Transcribe the records in full, keeping every character as it is.

Begin THE RECORDS

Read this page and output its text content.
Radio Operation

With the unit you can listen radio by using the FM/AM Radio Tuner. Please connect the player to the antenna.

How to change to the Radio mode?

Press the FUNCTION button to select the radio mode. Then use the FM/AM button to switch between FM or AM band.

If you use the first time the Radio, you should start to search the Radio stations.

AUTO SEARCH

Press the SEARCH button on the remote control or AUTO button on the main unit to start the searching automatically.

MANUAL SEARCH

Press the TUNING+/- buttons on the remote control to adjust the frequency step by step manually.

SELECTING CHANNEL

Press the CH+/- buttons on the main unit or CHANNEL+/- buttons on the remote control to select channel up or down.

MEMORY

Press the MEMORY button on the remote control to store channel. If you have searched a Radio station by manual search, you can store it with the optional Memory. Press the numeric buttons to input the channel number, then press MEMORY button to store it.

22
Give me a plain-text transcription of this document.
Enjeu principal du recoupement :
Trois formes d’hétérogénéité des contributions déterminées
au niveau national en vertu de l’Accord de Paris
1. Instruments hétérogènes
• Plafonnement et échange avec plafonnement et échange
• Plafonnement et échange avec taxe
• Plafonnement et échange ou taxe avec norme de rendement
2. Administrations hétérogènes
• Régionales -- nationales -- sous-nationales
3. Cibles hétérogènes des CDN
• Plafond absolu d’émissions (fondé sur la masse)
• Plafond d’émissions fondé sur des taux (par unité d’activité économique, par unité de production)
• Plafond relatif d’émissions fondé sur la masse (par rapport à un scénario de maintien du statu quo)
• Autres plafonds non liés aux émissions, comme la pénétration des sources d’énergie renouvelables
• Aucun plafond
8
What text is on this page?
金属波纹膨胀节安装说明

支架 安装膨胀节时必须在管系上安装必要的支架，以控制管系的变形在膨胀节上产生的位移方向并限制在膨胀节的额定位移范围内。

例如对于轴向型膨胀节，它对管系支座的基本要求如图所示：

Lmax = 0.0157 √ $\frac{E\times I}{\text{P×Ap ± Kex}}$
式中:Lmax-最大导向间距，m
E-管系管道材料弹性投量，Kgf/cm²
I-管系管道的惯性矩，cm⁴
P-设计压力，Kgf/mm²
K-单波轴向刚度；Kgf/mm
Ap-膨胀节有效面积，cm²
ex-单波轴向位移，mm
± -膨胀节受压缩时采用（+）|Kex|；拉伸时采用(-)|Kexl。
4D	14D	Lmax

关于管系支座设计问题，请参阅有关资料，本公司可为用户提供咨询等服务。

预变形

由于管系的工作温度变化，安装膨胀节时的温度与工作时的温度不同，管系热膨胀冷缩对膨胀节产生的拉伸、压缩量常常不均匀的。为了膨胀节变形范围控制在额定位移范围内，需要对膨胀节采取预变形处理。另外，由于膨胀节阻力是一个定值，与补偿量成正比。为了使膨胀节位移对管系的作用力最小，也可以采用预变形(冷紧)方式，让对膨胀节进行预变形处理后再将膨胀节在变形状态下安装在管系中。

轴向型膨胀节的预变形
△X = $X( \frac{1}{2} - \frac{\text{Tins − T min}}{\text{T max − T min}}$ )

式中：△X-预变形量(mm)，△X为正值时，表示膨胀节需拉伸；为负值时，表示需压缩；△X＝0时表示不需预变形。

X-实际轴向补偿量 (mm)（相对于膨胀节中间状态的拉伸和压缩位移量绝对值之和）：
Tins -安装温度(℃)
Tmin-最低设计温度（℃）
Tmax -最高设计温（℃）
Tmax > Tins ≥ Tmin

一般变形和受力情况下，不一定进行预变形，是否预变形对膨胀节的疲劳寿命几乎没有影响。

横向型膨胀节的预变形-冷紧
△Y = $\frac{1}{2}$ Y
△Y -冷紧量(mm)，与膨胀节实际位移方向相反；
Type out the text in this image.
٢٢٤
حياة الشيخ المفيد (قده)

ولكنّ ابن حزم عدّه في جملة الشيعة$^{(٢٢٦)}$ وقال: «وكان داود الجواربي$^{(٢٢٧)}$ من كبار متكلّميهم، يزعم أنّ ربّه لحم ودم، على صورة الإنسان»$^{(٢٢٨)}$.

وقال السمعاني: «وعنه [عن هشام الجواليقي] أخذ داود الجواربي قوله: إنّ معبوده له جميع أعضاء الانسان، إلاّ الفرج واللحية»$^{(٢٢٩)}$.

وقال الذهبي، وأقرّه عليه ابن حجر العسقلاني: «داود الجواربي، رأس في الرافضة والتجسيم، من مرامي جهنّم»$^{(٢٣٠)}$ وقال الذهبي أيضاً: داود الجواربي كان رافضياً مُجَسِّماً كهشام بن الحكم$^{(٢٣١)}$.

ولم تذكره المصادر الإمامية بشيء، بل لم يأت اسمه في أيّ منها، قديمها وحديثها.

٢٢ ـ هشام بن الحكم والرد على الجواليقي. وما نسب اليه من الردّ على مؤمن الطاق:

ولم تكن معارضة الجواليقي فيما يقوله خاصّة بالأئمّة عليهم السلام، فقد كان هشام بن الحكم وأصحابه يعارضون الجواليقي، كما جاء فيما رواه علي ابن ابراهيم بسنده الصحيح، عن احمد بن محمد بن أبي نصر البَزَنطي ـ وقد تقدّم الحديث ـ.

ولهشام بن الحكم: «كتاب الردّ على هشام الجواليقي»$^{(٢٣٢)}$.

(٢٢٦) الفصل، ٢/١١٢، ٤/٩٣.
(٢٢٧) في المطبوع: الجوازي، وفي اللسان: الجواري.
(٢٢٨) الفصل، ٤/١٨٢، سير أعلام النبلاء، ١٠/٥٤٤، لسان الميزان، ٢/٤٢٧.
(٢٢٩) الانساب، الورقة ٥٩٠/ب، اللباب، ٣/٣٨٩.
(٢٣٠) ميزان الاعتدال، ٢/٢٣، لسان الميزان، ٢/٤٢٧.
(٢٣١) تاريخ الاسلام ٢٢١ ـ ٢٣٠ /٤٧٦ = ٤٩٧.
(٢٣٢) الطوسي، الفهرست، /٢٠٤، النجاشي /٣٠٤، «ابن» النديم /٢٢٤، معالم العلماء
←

End THE RECORDS

COMPLETE ANSWER:
Read this page and output its text content.
Radio Operation

With the unit you can listen radio by using the FM/AM Radio Tuner. Please connect the player to the antenna.

How to change to the Radio mode?

Press the FUNCTION button to select the radio mode. Then use the FM/AM button to switch between FM or AM band.

If you use the first time the Radio, you should start to search the Radio stations.

AUTO SEARCH

Press the SEARCH button on the remote control or AUTO button on the main unit to start the searching automatically.

MANUAL SEARCH

Press the TUNING+/- buttons on the remote control to adjust the frequency step by step manually.

SELECTING CHANNEL

Press the CH+/- buttons on the main unit or CHANNEL+/- buttons on the remote control to select channel up or down.

MEMORY

Press the MEMORY button on the remote control to store channel. If you have searched a Radio station by manual search, you can store it with the optional Memory. Press the numeric buttons to input the channel number, then press MEMORY button to store it.

22
Give me a plain-text transcription of this document.
Enjeu principal du recoupement :
Trois formes d’hétérogénéité des contributions déterminées
au niveau national en vertu de l’Accord de Paris
1. Instruments hétérogènes
• Plafonnement et échange avec plafonnement et échange
• Plafonnement et échange avec taxe
• Plafonnement et échange ou taxe avec norme de rendement
2. Administrations hétérogènes
• Régionales -- nationales -- sous-nationales
3. Cibles hétérogènes des CDN
• Plafond absolu d’émissions (fondé sur la masse)
• Plafond d’émissions fondé sur des taux (par unité d’activité économique, par unité de production)
• Plafond relatif d’émissions fondé sur la masse (par rapport à un scénario de maintien du statu quo)
• Autres plafonds non liés aux émissions, comme la pénétration des sources d’énergie renouvelables
• Aucun plafond
8
What text is on this page?
金属波纹膨胀节安装说明

支架 安装膨胀节时必须在管系上安装必要的支架，以控制管系的变形在膨胀节上产生的位移方向并限制在膨胀节的额定位移范围内。

例如对于轴向型膨胀节，它对管系支座的基本要求如图所示：

Lmax = 0.0157 √ $\frac{E\times I}{\text{P×Ap ± Kex}}$
式中:Lmax-最大导向间距，m
E-管系管道材料弹性投量，Kgf/cm²
I-管系管道的惯性矩，cm⁴
P-设计压力，Kgf/mm²
K-单波轴向刚度；Kgf/mm
Ap-膨胀节有效面积，cm²
ex-单波轴向位移，mm
± -膨胀节受压缩时采用（+）|Kex|；拉伸时采用(-)|Kexl。
4D	14D	Lmax

关于管系支座设计问题，请参阅有关资料，本公司可为用户提供咨询等服务。

预变形

由于管系的工作温度变化，安装膨胀节时的温度与工作时的温度不同，管系热膨胀冷缩对膨胀节产生的拉伸、压缩量常常不均匀的。为了膨胀节变形范围控制在额定位移范围内，需要对膨胀节采取预变形处理。另外，由于膨胀节阻力是一个定值，与补偿量成正比。为了使膨胀节位移对管系的作用力最小，也可以采用预变形(冷紧)方式，让对膨胀节进行预变形处理后再将膨胀节在变形状态下安装在管系中。

轴向型膨胀节的预变形
△X = $X( \frac{1}{2} - \frac{\text{Tins − T min}}{\text{T max − T min}}$ )

式中：△X-预变形量(mm)，△X为正值时，表示膨胀节需拉伸；为负值时，表示需压缩；△X＝0时表示不需预变形。

X-实际轴向补偿量 (mm)（相对于膨胀节中间状态的拉伸和压缩位移量绝对值之和）：
Tins -安装温度(℃)
Tmin-最低设计温度（℃）
Tmax -最高设计温（℃）
Tmax > Tins ≥ Tmin

一般变形和受力情况下，不一定进行预变形，是否预变形对膨胀节的疲劳寿命几乎没有影响。

横向型膨胀节的预变形-冷紧
△Y = $\frac{1}{2}$ Y
△Y -冷紧量(mm)，与膨胀节实际位移方向相反；
Type out the text in this image.
٢٢٤
حياة الشيخ المفيد (قده)

ولكنّ ابن حزم عدّه في جملة الشيعة$^{(٢٢٦)}$ وقال: «وكان داود الجواربي$^{(٢٢٧)}$ من كبار متكلّميهم، يزعم أنّ ربّه لحم ودم، على صورة الإنسان»$^{(٢٢٨)}$.

وقال السمعاني: «وعنه [عن هشام الجواليقي] أخذ داود الجواربي قوله: إنّ معبوده له جميع أعضاء الانسان، إلاّ الفرج واللحية»$^{(٢٢٩)}$.

وقال الذهبي، وأقرّه عليه ابن حجر العسقلاني: «داود الجواربي، رأس في الرافضة والتجسيم، من مرامي جهنّم»$^{(٢٣٠)}$ وقال الذهبي أيضاً: داود الجواربي كان رافضياً مُجَسِّماً كهشام بن الحكم$^{(٢٣١)}$.

ولم تذكره المصادر الإمامية بشيء، بل لم يأت اسمه في أيّ منها، قديمها وحديثها.

٢٢ ـ هشام بن الحكم والرد على الجواليقي. وما نسب اليه من الردّ على مؤمن الطاق:

ولم تكن معارضة الجواليقي فيما يقوله خاصّة بالأئمّة عليهم السلام، فقد كان هشام بن الحكم وأصحابه يعارضون الجواليقي، كما جاء فيما رواه علي ابن ابراهيم بسنده الصحيح، عن احمد بن محمد بن أبي نصر البَزَنطي ـ وقد تقدّم الحديث ـ.

ولهشام بن الحكم: «كتاب الردّ على هشام الجواليقي»$^{(٢٣٢)}$.

(٢٢٦) الفصل، ٢/١١٢، ٤/٩٣.
(٢٢٧) في المطبوع: الجوازي، وفي اللسان: الجواري.
(٢٢٨) الفصل، ٤/١٨٢، سير أعلام النبلاء، ١٠/٥٤٤، لسان الميزان، ٢/٤٢٧.
(٢٢٩) الانساب، الورقة ٥٩٠/ب، اللباب، ٣/٣٨٩.
(٢٣٠) ميزان الاعتدال، ٢/٢٣، لسان الميزان، ٢/٤٢٧.
(٢٣١) تاريخ الاسلام ٢٢١ ـ ٢٣٠ /٤٧٦ = ٤٩٧.
(٢٣٢) الطوسي، الفهرست، /٢٠٤، النجاشي /٣٠٤، «ابن» النديم /٢٢٤، معالم العلماء
←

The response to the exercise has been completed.